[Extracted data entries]
BEGIN

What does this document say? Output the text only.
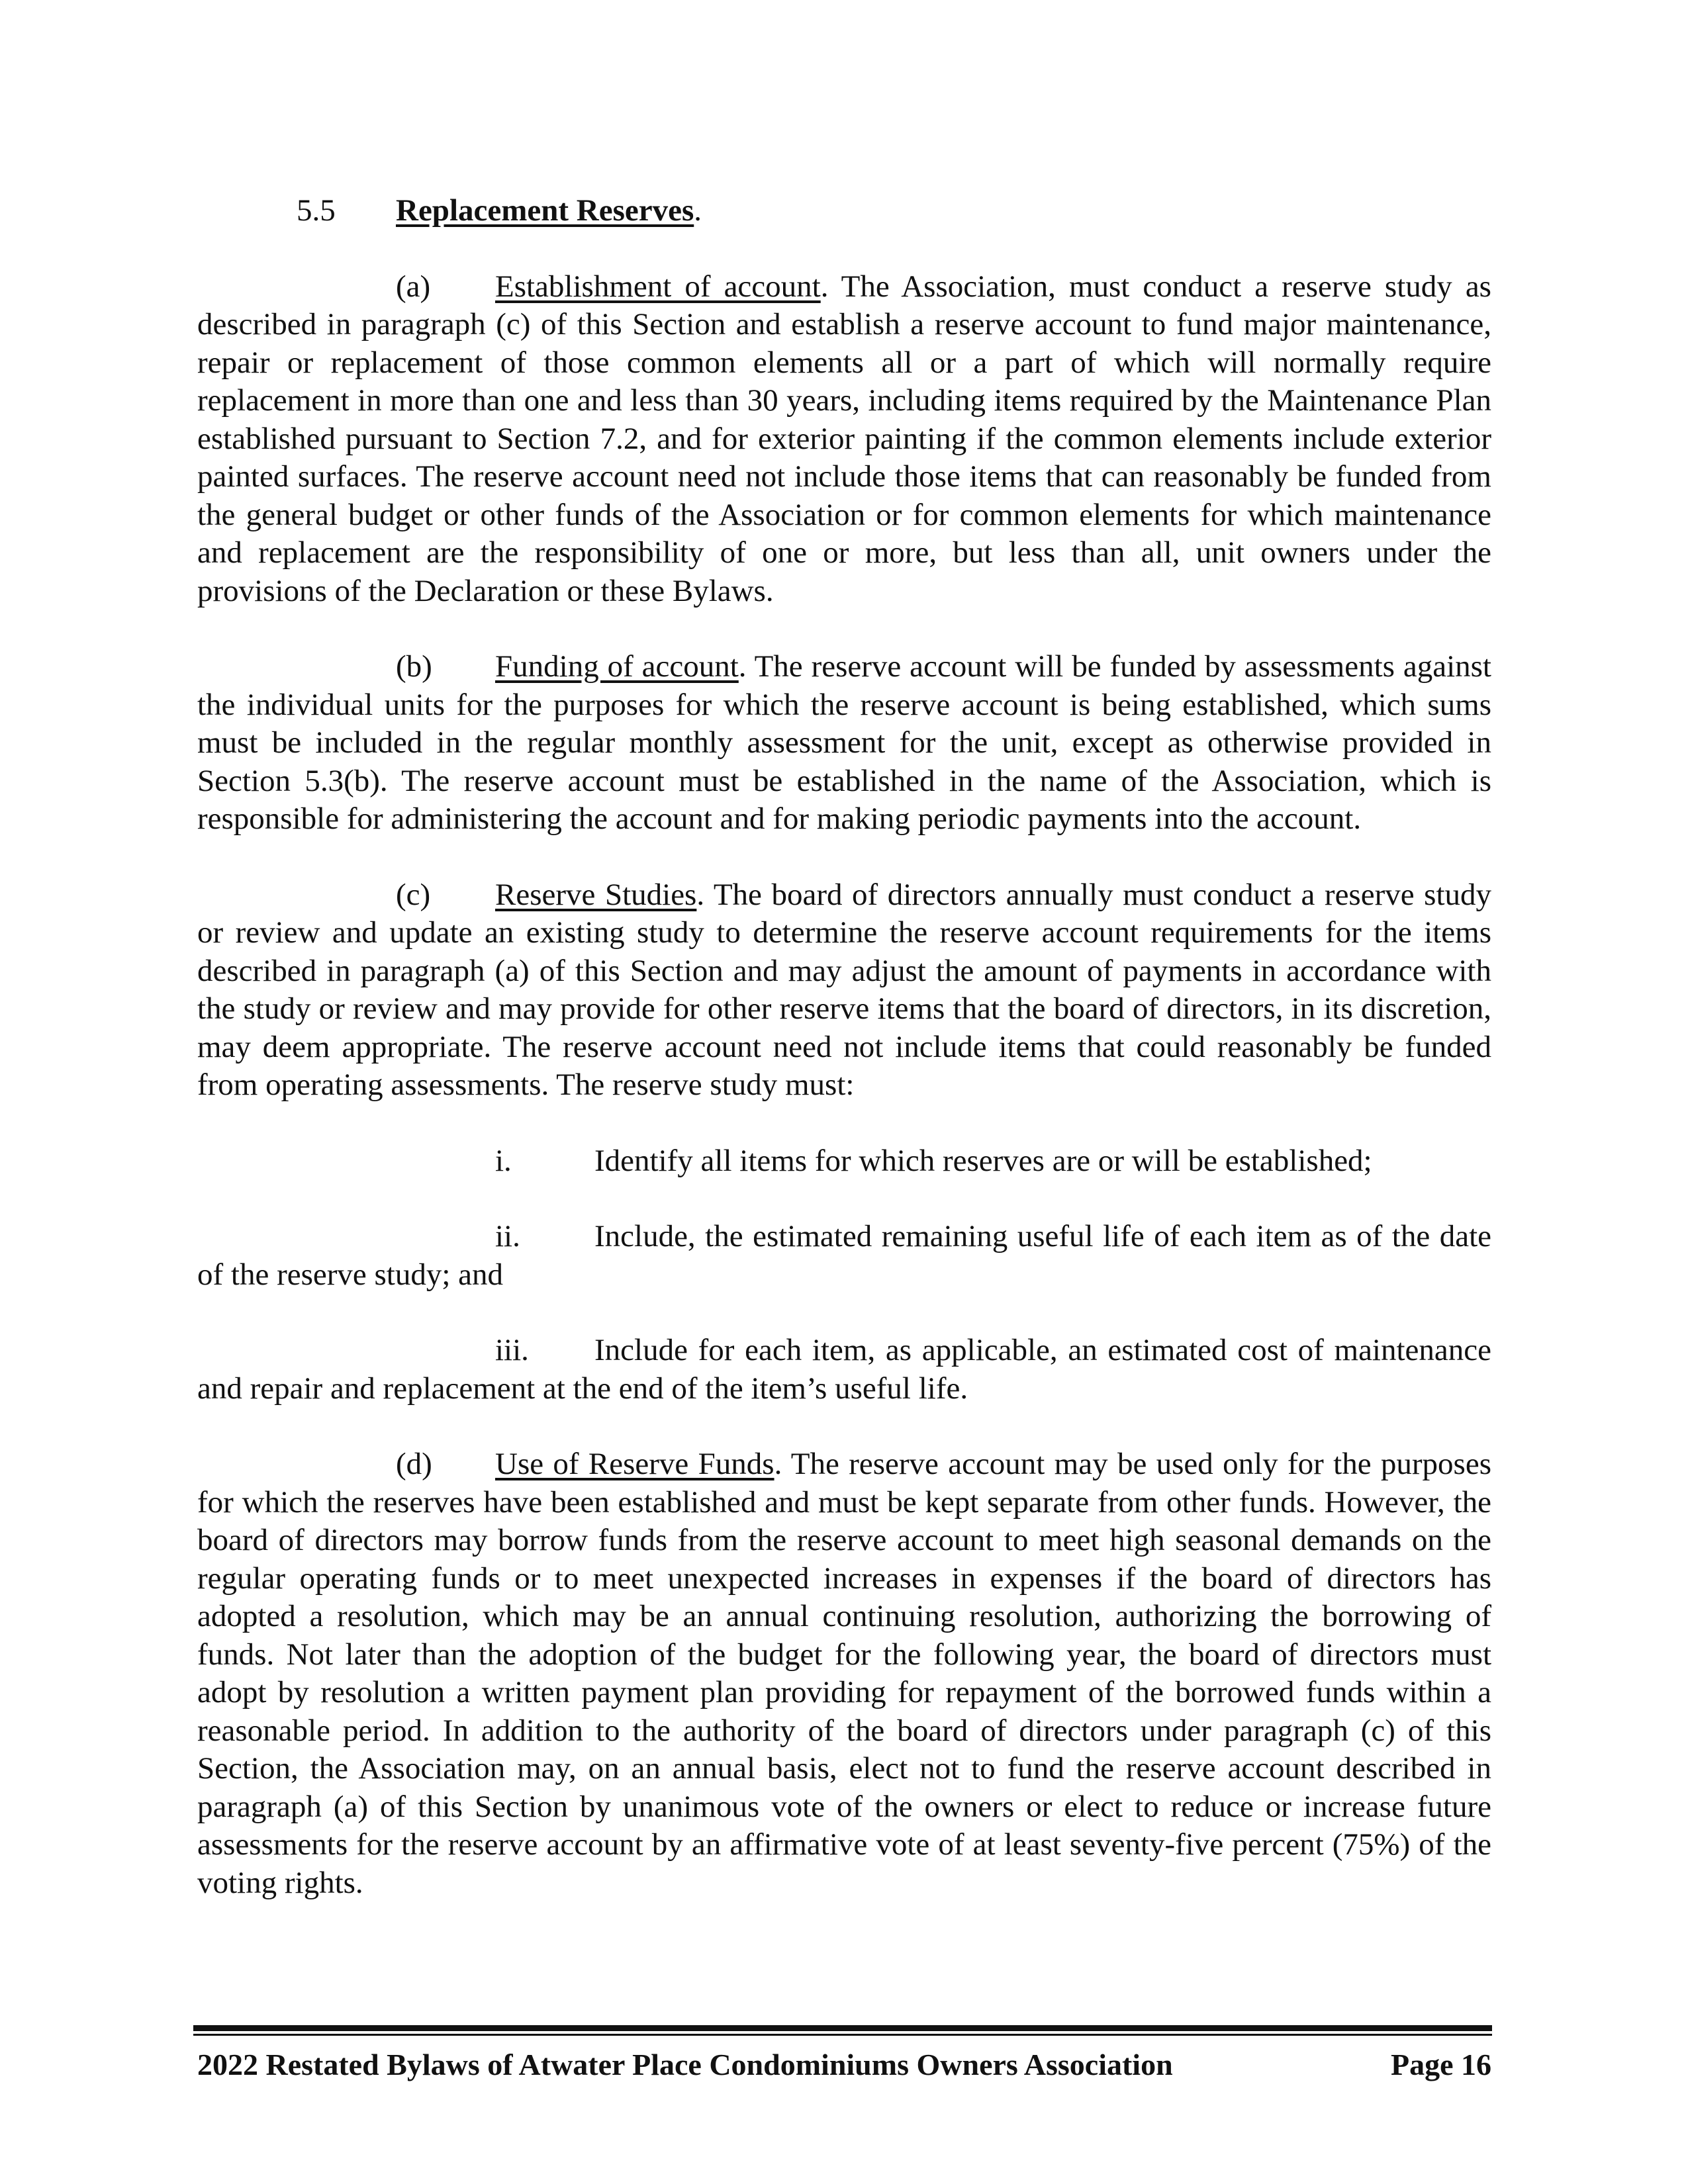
5.5 Replacement Reserves.

(a) Establishment of account. The Association, must conduct a reserve study as described in paragraph (c) of this Section and establish a reserve account to fund major maintenance, repair or replacement of those common elements all or a part of which will normally require replacement in more than one and less than 30 years, including items required by the Maintenance Plan established pursuant to Section 7.2, and for exterior painting if the common elements include exterior painted surfaces. The reserve account need not include those items that can reasonably be funded from the general budget or other funds of the Association or for common elements for which maintenance and replacement are the responsibility of one or more, but less than all, unit owners under the provisions of the Declaration or these Bylaws.

(b) Funding of account. The reserve account will be funded by assessments against the individual units for the purposes for which the reserve account is being established, which sums must be included in the regular monthly assessment for the unit, except as otherwise provided in Section 5.3(b). The reserve account must be established in the name of the Association, which is responsible for administering the account and for making periodic payments into the account.

(c) Reserve Studies. The board of directors annually must conduct a reserve study or review and update an existing study to determine the reserve account requirements for the items described in paragraph (a) of this Section and may adjust the amount of payments in accordance with the study or review and may provide for other reserve items that the board of directors, in its discretion, may deem appropriate. The reserve account need not include items that could reasonably be funded from operating assessments. The reserve study must:

i.	Identify all items for which reserves are or will be established;

ii. Include, the estimated remaining useful life of each item as of the date of the reserve study; and

iii. Include for each item, as applicable, an estimated cost of maintenance and repair and replacement at the end of the item’s useful life.

(d) Use of Reserve Funds. The reserve account may be used only for the purposes for which the reserves have been established and must be kept separate from other funds. However, the board of directors may borrow funds from the reserve account to meet high seasonal demands on the regular operating funds or to meet unexpected increases in expenses if the board of directors has adopted a resolution, which may be an annual continuing resolution, authorizing the borrowing of funds. Not later than the adoption of the budget for the following year, the board of directors must adopt by resolution a written payment plan providing for repayment of the borrowed funds within a reasonable period. In addition to the authority of the board of directors under paragraph (c) of this Section, the Association may, on an annual basis, elect not to fund the reserve account described in paragraph (a) of this Section by unanimous vote of the owners or elect to reduce or increase future assessments for the reserve account by an affirmative vote of at least seventy-five percent (75%) of the voting rights.

2022 Restated Bylaws of Atwater Place Condominiums Owners Association	Page 16
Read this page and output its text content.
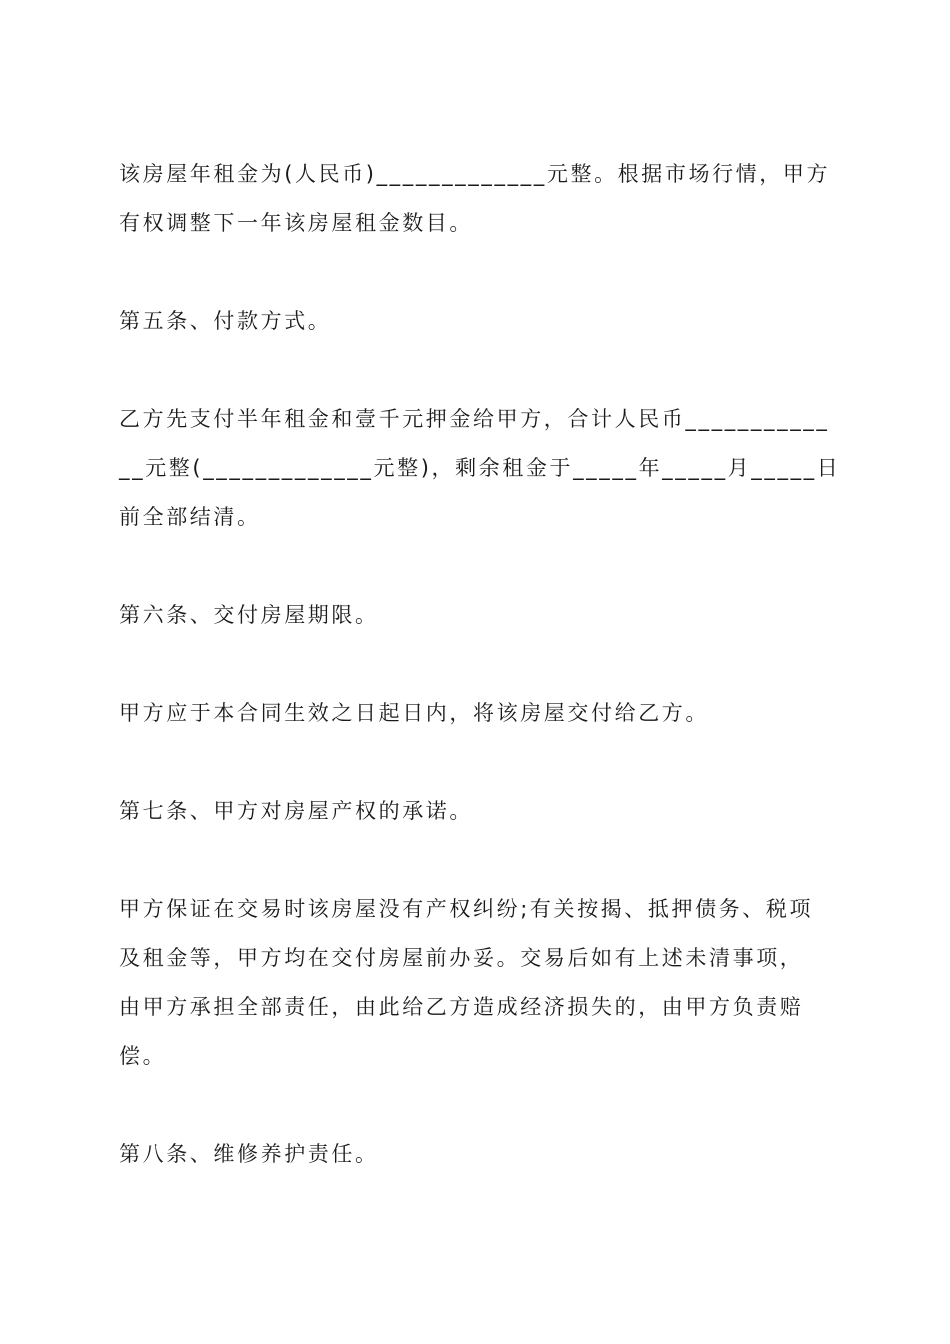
该房屋年租金为(人民币)_____________元整。根据市场行情，甲方
有权调整下一年该房屋租金数目。
第五条、付款方式。
乙方先支付半年租金和壹千元押金给甲方，合计人民币___________
__元整(_____________元整)，剩余租金于_____年_____月_____日
前全部结清。
第六条、交付房屋期限。
甲方应于本合同生效之日起日内，将该房屋交付给乙方。
第七条、甲方对房屋产权的承诺。
甲方保证在交易时该房屋没有产权纠纷;有关按揭、抵押债务、税项
及租金等，甲方均在交付房屋前办妥。交易后如有上述未清事项，
由甲方承担全部责任，由此给乙方造成经济损失的，由甲方负责赔
偿。
第八条、维修养护责任。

END

◆ **WORK TO DO**:
Quote the material in full and exactly; do not carry over its pictures.

◆ **REPLY TO THE TASK**:
What does this document say? Output the text only.
5.5 Replacement Reserves.

(a) Establishment of account. The Association, must conduct a reserve study as described in paragraph (c) of this Section and establish a reserve account to fund major maintenance, repair or replacement of those common elements all or a part of which will normally require replacement in more than one and less than 30 years, including items required by the Maintenance Plan established pursuant to Section 7.2, and for exterior painting if the common elements include exterior painted surfaces. The reserve account need not include those items that can reasonably be funded from the general budget or other funds of the Association or for common elements for which maintenance and replacement are the responsibility of one or more, but less than all, unit owners under the provisions of the Declaration or these Bylaws.

(b) Funding of account. The reserve account will be funded by assessments against the individual units for the purposes for which the reserve account is being established, which sums must be included in the regular monthly assessment for the unit, except as otherwise provided in Section 5.3(b). The reserve account must be established in the name of the Association, which is responsible for administering the account and for making periodic payments into the account.

(c) Reserve Studies. The board of directors annually must conduct a reserve study or review and update an existing study to determine the reserve account requirements for the items described in paragraph (a) of this Section and may adjust the amount of payments in accordance with the study or review and may provide for other reserve items that the board of directors, in its discretion, may deem appropriate. The reserve account need not include items that could reasonably be funded from operating assessments. The reserve study must:

i.	Identify all items for which reserves are or will be established;

ii. Include, the estimated remaining useful life of each item as of the date of the reserve study; and

iii. Include for each item, as applicable, an estimated cost of maintenance and repair and replacement at the end of the item’s useful life.

(d) Use of Reserve Funds. The reserve account may be used only for the purposes for which the reserves have been established and must be kept separate from other funds. However, the board of directors may borrow funds from the reserve account to meet high seasonal demands on the regular operating funds or to meet unexpected increases in expenses if the board of directors has adopted a resolution, which may be an annual continuing resolution, authorizing the borrowing of funds. Not later than the adoption of the budget for the following year, the board of directors must adopt by resolution a written payment plan providing for repayment of the borrowed funds within a reasonable period. In addition to the authority of the board of directors under paragraph (c) of this Section, the Association may, on an annual basis, elect not to fund the reserve account described in paragraph (a) of this Section by unanimous vote of the owners or elect to reduce or increase future assessments for the reserve account by an affirmative vote of at least seventy-five percent (75%) of the voting rights.

2022 Restated Bylaws of Atwater Place Condominiums Owners Association	Page 16
Read this page and output its text content.
该房屋年租金为(人民币)_____________元整。根据市场行情，甲方
有权调整下一年该房屋租金数目。
第五条、付款方式。
乙方先支付半年租金和壹千元押金给甲方，合计人民币___________
__元整(_____________元整)，剩余租金于_____年_____月_____日
前全部结清。
第六条、交付房屋期限。
甲方应于本合同生效之日起日内，将该房屋交付给乙方。
第七条、甲方对房屋产权的承诺。
甲方保证在交易时该房屋没有产权纠纷;有关按揭、抵押债务、税项
及租金等，甲方均在交付房屋前办妥。交易后如有上述未清事项，
由甲方承担全部责任，由此给乙方造成经济损失的，由甲方负责赔
偿。
第八条、维修养护责任。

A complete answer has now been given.